Check each line of the material. Copy those containing "from".

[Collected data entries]
— Begin —

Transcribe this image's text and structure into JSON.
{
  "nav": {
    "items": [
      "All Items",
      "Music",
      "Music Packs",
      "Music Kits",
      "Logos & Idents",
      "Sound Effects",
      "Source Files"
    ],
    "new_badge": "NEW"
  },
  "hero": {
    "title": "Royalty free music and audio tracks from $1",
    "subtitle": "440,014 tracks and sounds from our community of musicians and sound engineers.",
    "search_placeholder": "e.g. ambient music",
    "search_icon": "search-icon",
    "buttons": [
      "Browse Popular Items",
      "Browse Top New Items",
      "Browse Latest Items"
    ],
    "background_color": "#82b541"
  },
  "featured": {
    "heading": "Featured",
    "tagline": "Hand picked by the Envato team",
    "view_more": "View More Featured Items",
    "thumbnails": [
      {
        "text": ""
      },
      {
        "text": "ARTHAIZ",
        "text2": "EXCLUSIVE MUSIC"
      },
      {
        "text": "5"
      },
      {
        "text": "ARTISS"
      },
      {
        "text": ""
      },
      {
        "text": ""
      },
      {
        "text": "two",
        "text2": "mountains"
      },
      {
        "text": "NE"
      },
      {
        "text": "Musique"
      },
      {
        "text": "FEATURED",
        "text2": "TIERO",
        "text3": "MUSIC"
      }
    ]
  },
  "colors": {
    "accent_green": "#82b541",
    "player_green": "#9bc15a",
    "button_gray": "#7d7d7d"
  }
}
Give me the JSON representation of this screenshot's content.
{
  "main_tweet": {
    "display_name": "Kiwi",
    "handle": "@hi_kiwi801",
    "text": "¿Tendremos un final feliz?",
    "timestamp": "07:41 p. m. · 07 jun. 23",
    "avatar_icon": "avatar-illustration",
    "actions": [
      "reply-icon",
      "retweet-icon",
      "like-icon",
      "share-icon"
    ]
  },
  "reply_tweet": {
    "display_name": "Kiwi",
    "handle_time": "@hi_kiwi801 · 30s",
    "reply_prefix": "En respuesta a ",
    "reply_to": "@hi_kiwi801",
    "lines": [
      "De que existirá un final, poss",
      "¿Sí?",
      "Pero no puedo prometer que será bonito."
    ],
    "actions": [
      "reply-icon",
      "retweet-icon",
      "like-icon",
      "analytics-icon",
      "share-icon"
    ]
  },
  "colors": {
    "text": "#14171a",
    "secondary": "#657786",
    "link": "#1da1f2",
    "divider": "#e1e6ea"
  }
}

— End —

◆ CORRECT ANSWER:
    "title": "Royalty free music and audio tracks from $1",
    "subtitle": "440,014 tracks and sounds from our community of musicians and sound engineers.",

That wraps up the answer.